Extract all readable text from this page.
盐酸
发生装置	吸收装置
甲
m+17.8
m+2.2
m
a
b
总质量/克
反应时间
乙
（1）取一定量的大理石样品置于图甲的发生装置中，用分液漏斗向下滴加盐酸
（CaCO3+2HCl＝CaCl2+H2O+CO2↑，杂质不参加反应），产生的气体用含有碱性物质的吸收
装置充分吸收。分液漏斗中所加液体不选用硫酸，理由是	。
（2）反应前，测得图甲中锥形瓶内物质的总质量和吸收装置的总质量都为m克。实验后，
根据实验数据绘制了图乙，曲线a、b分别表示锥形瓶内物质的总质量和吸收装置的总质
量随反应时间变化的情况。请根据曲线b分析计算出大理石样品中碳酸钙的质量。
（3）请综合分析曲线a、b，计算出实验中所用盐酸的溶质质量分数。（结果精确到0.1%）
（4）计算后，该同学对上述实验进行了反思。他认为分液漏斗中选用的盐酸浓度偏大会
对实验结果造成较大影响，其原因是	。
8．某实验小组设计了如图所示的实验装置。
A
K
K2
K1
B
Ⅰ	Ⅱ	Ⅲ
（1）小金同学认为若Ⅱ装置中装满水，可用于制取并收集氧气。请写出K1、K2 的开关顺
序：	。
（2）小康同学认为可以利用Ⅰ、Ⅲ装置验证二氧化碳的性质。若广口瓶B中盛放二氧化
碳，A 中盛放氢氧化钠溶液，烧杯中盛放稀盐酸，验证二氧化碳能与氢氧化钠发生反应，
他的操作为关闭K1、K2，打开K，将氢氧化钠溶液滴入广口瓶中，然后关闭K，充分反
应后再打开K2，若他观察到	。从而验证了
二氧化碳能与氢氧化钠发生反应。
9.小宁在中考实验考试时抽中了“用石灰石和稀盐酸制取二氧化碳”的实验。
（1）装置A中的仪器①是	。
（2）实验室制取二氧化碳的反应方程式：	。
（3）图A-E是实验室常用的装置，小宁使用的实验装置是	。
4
---+---
> Set problem:
Write out every entry verbatim.

> Task response:
Extract all readable text from this page.
盐酸
发生装置	吸收装置
甲
m+17.8
m+2.2
m
a
b
总质量/克
反应时间
乙
（1）取一定量的大理石样品置于图甲的发生装置中，用分液漏斗向下滴加盐酸
（CaCO3+2HCl＝CaCl2+H2O+CO2↑，杂质不参加反应），产生的气体用含有碱性物质的吸收
装置充分吸收。分液漏斗中所加液体不选用硫酸，理由是	。
（2）反应前，测得图甲中锥形瓶内物质的总质量和吸收装置的总质量都为m克。实验后，
根据实验数据绘制了图乙，曲线a、b分别表示锥形瓶内物质的总质量和吸收装置的总质
量随反应时间变化的情况。请根据曲线b分析计算出大理石样品中碳酸钙的质量。
（3）请综合分析曲线a、b，计算出实验中所用盐酸的溶质质量分数。（结果精确到0.1%）
（4）计算后，该同学对上述实验进行了反思。他认为分液漏斗中选用的盐酸浓度偏大会
对实验结果造成较大影响，其原因是	。
8．某实验小组设计了如图所示的实验装置。
A
K
K2
K1
B
Ⅰ	Ⅱ	Ⅲ
（1）小金同学认为若Ⅱ装置中装满水，可用于制取并收集氧气。请写出K1、K2 的开关顺
序：	。
（2）小康同学认为可以利用Ⅰ、Ⅲ装置验证二氧化碳的性质。若广口瓶B中盛放二氧化
碳，A 中盛放氢氧化钠溶液，烧杯中盛放稀盐酸，验证二氧化碳能与氢氧化钠发生反应，
他的操作为关闭K1、K2，打开K，将氢氧化钠溶液滴入广口瓶中，然后关闭K，充分反
应后再打开K2，若他观察到	。从而验证了
二氧化碳能与氢氧化钠发生反应。
9.小宁在中考实验考试时抽中了“用石灰石和稀盐酸制取二氧化碳”的实验。
（1）装置A中的仪器①是	。
（2）实验室制取二氧化碳的反应方程式：	。
（3）图A-E是实验室常用的装置，小宁使用的实验装置是	。
4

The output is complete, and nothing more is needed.